= Beginning of Section =

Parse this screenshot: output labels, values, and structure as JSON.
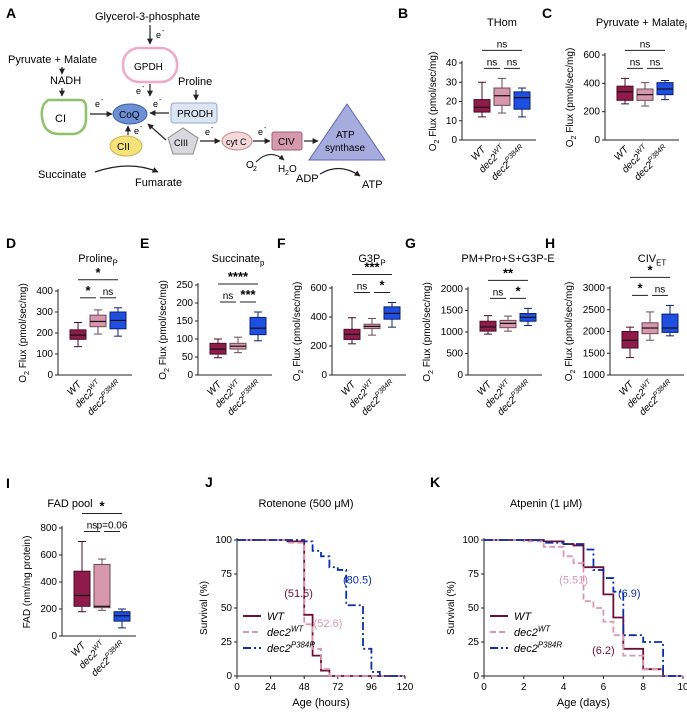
{
  "colors": {
    "wt": "#8e1b4a",
    "dec2wt": "#d897ad",
    "dec2p384r": "#1f4fe0",
    "wt_dark": "#6e1036",
    "p384r_dark": "#0b2fa8"
  },
  "groups": [
    "WT",
    "dec2",
    "dec2"
  ],
  "group_sup": [
    "",
    "WT",
    "P384R"
  ],
  "schematic": {
    "panel_label": "A",
    "glycerol": "Glycerol-3-phosphate",
    "pyruvate": "Pyruvate + Malate",
    "nadh": "NADH",
    "ci": "CI",
    "gpdh": "GPDH",
    "coq": "CoQ",
    "proline": "Proline",
    "prodh": "PRODH",
    "cii": "CII",
    "ciii": "CIII",
    "cytc": "cyt C",
    "civ": "CIV",
    "atp_synthase_1": "ATP",
    "atp_synthase_2": "synthase",
    "succinate": "Succinate",
    "fumarate": "Fumarate",
    "o2": "O",
    "o2_sub": "2",
    "h2o_h": "H",
    "h2o_sub": "2",
    "h2o_o": "O",
    "adp": "ADP",
    "atp": "ATP",
    "e": "e",
    "e_sup": "-"
  },
  "chart_data": [
    {
      "id": "B",
      "type": "box",
      "title": "THom",
      "title_sub": "",
      "ylabel": "O2 Flux (pmol/sec/mg)",
      "ylim": [
        0,
        40
      ],
      "yticks": [
        0,
        10,
        20,
        30,
        40
      ],
      "boxes": [
        {
          "min": 12,
          "q1": 14.5,
          "median": 17,
          "q3": 21,
          "max": 30
        },
        {
          "min": 14,
          "q1": 18,
          "median": 23,
          "q3": 27,
          "max": 32
        },
        {
          "min": 12,
          "q1": 16,
          "median": 22,
          "q3": 25,
          "max": 27
        }
      ],
      "sig": [
        {
          "a": 0,
          "b": 2,
          "label": "ns"
        },
        {
          "a": 0,
          "b": 1,
          "label": "ns"
        },
        {
          "a": 1,
          "b": 2,
          "label": "ns"
        }
      ]
    },
    {
      "id": "C",
      "type": "box",
      "title": "Pyruvate + Malate",
      "title_sub": "P",
      "ylabel": "O2 Flux (pmol/sec/mg)",
      "ylim": [
        0,
        600
      ],
      "yticks": [
        0,
        200,
        400,
        600
      ],
      "boxes": [
        {
          "min": 255,
          "q1": 280,
          "median": 340,
          "q3": 380,
          "max": 435
        },
        {
          "min": 240,
          "q1": 280,
          "median": 320,
          "q3": 360,
          "max": 405
        },
        {
          "min": 285,
          "q1": 320,
          "median": 360,
          "q3": 405,
          "max": 420
        }
      ],
      "sig": [
        {
          "a": 0,
          "b": 2,
          "label": "ns"
        },
        {
          "a": 0,
          "b": 1,
          "label": "ns"
        },
        {
          "a": 1,
          "b": 2,
          "label": "ns"
        }
      ]
    },
    {
      "id": "D",
      "type": "box",
      "title": "Proline",
      "title_sub": "P",
      "ylabel": "O2 Flux (pmol/sec/mg)",
      "ylim": [
        0,
        400
      ],
      "yticks": [
        0,
        100,
        200,
        300,
        400
      ],
      "boxes": [
        {
          "min": 135,
          "q1": 170,
          "median": 190,
          "q3": 215,
          "max": 250
        },
        {
          "min": 195,
          "q1": 230,
          "median": 255,
          "q3": 285,
          "max": 310
        },
        {
          "min": 185,
          "q1": 220,
          "median": 260,
          "q3": 300,
          "max": 320
        }
      ],
      "sig": [
        {
          "a": 0,
          "b": 2,
          "label": "*"
        },
        {
          "a": 0,
          "b": 1,
          "label": "*"
        },
        {
          "a": 1,
          "b": 2,
          "label": "ns"
        }
      ]
    },
    {
      "id": "E",
      "type": "box",
      "title": "Succinate",
      "title_sub": "p",
      "ylabel": "O2 Flux (pmol/sec/mg)",
      "ylim": [
        0,
        250
      ],
      "yticks": [
        0,
        50,
        100,
        150,
        200,
        250
      ],
      "boxes": [
        {
          "min": 48,
          "q1": 58,
          "median": 72,
          "q3": 88,
          "max": 100
        },
        {
          "min": 62,
          "q1": 72,
          "median": 80,
          "q3": 88,
          "max": 105
        },
        {
          "min": 95,
          "q1": 112,
          "median": 130,
          "q3": 160,
          "max": 175
        }
      ],
      "sig": [
        {
          "a": 0,
          "b": 2,
          "label": "****"
        },
        {
          "a": 1,
          "b": 2,
          "label": "***"
        },
        {
          "a": 0,
          "b": 1,
          "label": "ns"
        }
      ]
    },
    {
      "id": "F",
      "type": "box",
      "title": "G3P",
      "title_sub": "P",
      "ylabel": "O2 Flux (pmol/sec/mg)",
      "ylim": [
        0,
        600
      ],
      "yticks": [
        0,
        200,
        400,
        600
      ],
      "boxes": [
        {
          "min": 215,
          "q1": 245,
          "median": 280,
          "q3": 315,
          "max": 395
        },
        {
          "min": 275,
          "q1": 320,
          "median": 335,
          "q3": 350,
          "max": 390
        },
        {
          "min": 330,
          "q1": 385,
          "median": 425,
          "q3": 470,
          "max": 500
        }
      ],
      "sig": [
        {
          "a": 0,
          "b": 2,
          "label": "***"
        },
        {
          "a": 1,
          "b": 2,
          "label": "*"
        },
        {
          "a": 0,
          "b": 1,
          "label": "ns"
        }
      ]
    },
    {
      "id": "G",
      "type": "box",
      "title": "PM+Pro+S+G3P-E",
      "title_sub": "",
      "ylabel": "O2 Flux (pmol/sec/mg)",
      "ylim": [
        0,
        2000
      ],
      "yticks": [
        0,
        500,
        1000,
        1500,
        2000
      ],
      "boxes": [
        {
          "min": 950,
          "q1": 1020,
          "median": 1120,
          "q3": 1250,
          "max": 1380
        },
        {
          "min": 1020,
          "q1": 1100,
          "median": 1200,
          "q3": 1270,
          "max": 1370
        },
        {
          "min": 1150,
          "q1": 1250,
          "median": 1340,
          "q3": 1430,
          "max": 1550
        }
      ],
      "sig": [
        {
          "a": 0,
          "b": 2,
          "label": "**"
        },
        {
          "a": 1,
          "b": 2,
          "label": "*"
        },
        {
          "a": 0,
          "b": 1,
          "label": "ns"
        }
      ]
    },
    {
      "id": "H",
      "type": "box",
      "title": "CIV",
      "title_sub": "ET",
      "ylabel": "O2 Flux (pmol/sec/mg)",
      "ylim": [
        1000,
        3000
      ],
      "yticks": [
        1000,
        1500,
        2000,
        2500,
        3000
      ],
      "boxes": [
        {
          "min": 1400,
          "q1": 1620,
          "median": 1800,
          "q3": 2000,
          "max": 2100
        },
        {
          "min": 1800,
          "q1": 1950,
          "median": 2080,
          "q3": 2200,
          "max": 2450
        },
        {
          "min": 1900,
          "q1": 1980,
          "median": 2080,
          "q3": 2400,
          "max": 2600
        }
      ],
      "sig": [
        {
          "a": 0,
          "b": 2,
          "label": "*"
        },
        {
          "a": 0,
          "b": 1,
          "label": "*"
        },
        {
          "a": 1,
          "b": 2,
          "label": "ns"
        }
      ]
    },
    {
      "id": "I",
      "type": "box",
      "title": "FAD pool",
      "title_sub": "",
      "ylabel": "FAD (nm/mg protein)",
      "ylim": [
        0,
        800
      ],
      "yticks": [
        0,
        200,
        400,
        600,
        800
      ],
      "boxes": [
        {
          "min": 180,
          "q1": 220,
          "median": 300,
          "q3": 480,
          "max": 700
        },
        {
          "min": 190,
          "q1": 210,
          "median": 220,
          "q3": 530,
          "max": 570
        },
        {
          "min": 60,
          "q1": 110,
          "median": 150,
          "q3": 180,
          "max": 200
        }
      ],
      "sig": [
        {
          "a": 0,
          "b": 2,
          "label": "*"
        },
        {
          "a": 0,
          "b": 1,
          "label": "ns"
        },
        {
          "a": 1,
          "b": 2,
          "label": "p=0.06"
        }
      ]
    },
    {
      "id": "J",
      "type": "line",
      "title": "Rotenone (500 μM)",
      "xlabel": "Age (hours)",
      "ylabel": "Survival (%)",
      "xlim": [
        0,
        120
      ],
      "ylim": [
        0,
        100
      ],
      "xticks": [
        0,
        24,
        48,
        72,
        96,
        120
      ],
      "yticks": [
        0,
        25,
        50,
        75,
        100
      ],
      "series": [
        {
          "name": "WT",
          "sup": "",
          "style": "solid",
          "x": [
            0,
            36,
            48,
            48,
            54,
            60,
            66,
            120
          ],
          "y": [
            100,
            99,
            99,
            45,
            15,
            4,
            0,
            0
          ]
        },
        {
          "name": "dec2",
          "sup": "WT",
          "style": "dash",
          "x": [
            0,
            36,
            48,
            48,
            54,
            60,
            66,
            120
          ],
          "y": [
            100,
            98,
            98,
            38,
            20,
            5,
            0,
            0
          ]
        },
        {
          "name": "dec2",
          "sup": "P384R",
          "style": "dashdot",
          "x": [
            0,
            48,
            54,
            60,
            66,
            72,
            78,
            84,
            90,
            96,
            102,
            120
          ],
          "y": [
            100,
            99,
            92,
            88,
            80,
            78,
            52,
            52,
            20,
            3,
            0,
            0
          ]
        }
      ],
      "annotations": [
        {
          "text": "(51.5)",
          "series": 0,
          "x": 44,
          "y": 58
        },
        {
          "text": "(52.6)",
          "series": 1,
          "x": 65,
          "y": 36
        },
        {
          "text": "(80.5)",
          "series": 2,
          "x": 86,
          "y": 68
        }
      ],
      "legend_position": "bottom-left"
    },
    {
      "id": "K",
      "type": "line",
      "title": "Atpenin (1 μM)",
      "xlabel": "Age (days)",
      "ylabel": "Survival (%)",
      "xlim": [
        0,
        10
      ],
      "ylim": [
        0,
        100
      ],
      "xticks": [
        0,
        2,
        4,
        6,
        8,
        10
      ],
      "yticks": [
        0,
        25,
        50,
        75,
        100
      ],
      "series": [
        {
          "name": "WT",
          "sup": "",
          "style": "solid",
          "x": [
            0,
            3,
            4,
            4.5,
            5,
            5.5,
            6,
            6.5,
            7,
            8,
            9,
            10
          ],
          "y": [
            100,
            99,
            97,
            96,
            80,
            80,
            60,
            43,
            20,
            5,
            0,
            0
          ]
        },
        {
          "name": "dec2",
          "sup": "WT",
          "style": "dash",
          "x": [
            0,
            2,
            3,
            4,
            4.5,
            5,
            5.5,
            6,
            6.5,
            7,
            8,
            9,
            10
          ],
          "y": [
            100,
            99,
            95,
            88,
            83,
            55,
            50,
            40,
            30,
            15,
            5,
            0,
            0
          ]
        },
        {
          "name": "dec2",
          "sup": "P384R",
          "style": "dashdot",
          "x": [
            0,
            3,
            4,
            5,
            5.5,
            6,
            6.5,
            7,
            8,
            9,
            10
          ],
          "y": [
            100,
            98,
            97,
            93,
            78,
            72,
            62,
            30,
            25,
            0,
            0
          ]
        }
      ],
      "annotations": [
        {
          "text": "(5.51)",
          "series": 1,
          "x": 4.5,
          "y": 68
        },
        {
          "text": "(6.9)",
          "series": 2,
          "x": 7.3,
          "y": 58
        },
        {
          "text": "(6.2)",
          "series": 0,
          "x": 6.0,
          "y": 16
        }
      ],
      "legend_position": "bottom-left"
    }
  ]
}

= End of Section =

Task description – The answer should consist of every line from the listing above that includes the word "Succinate".

Exercise answer –
    "succinate": "Succinate",
      "title": "Succinate",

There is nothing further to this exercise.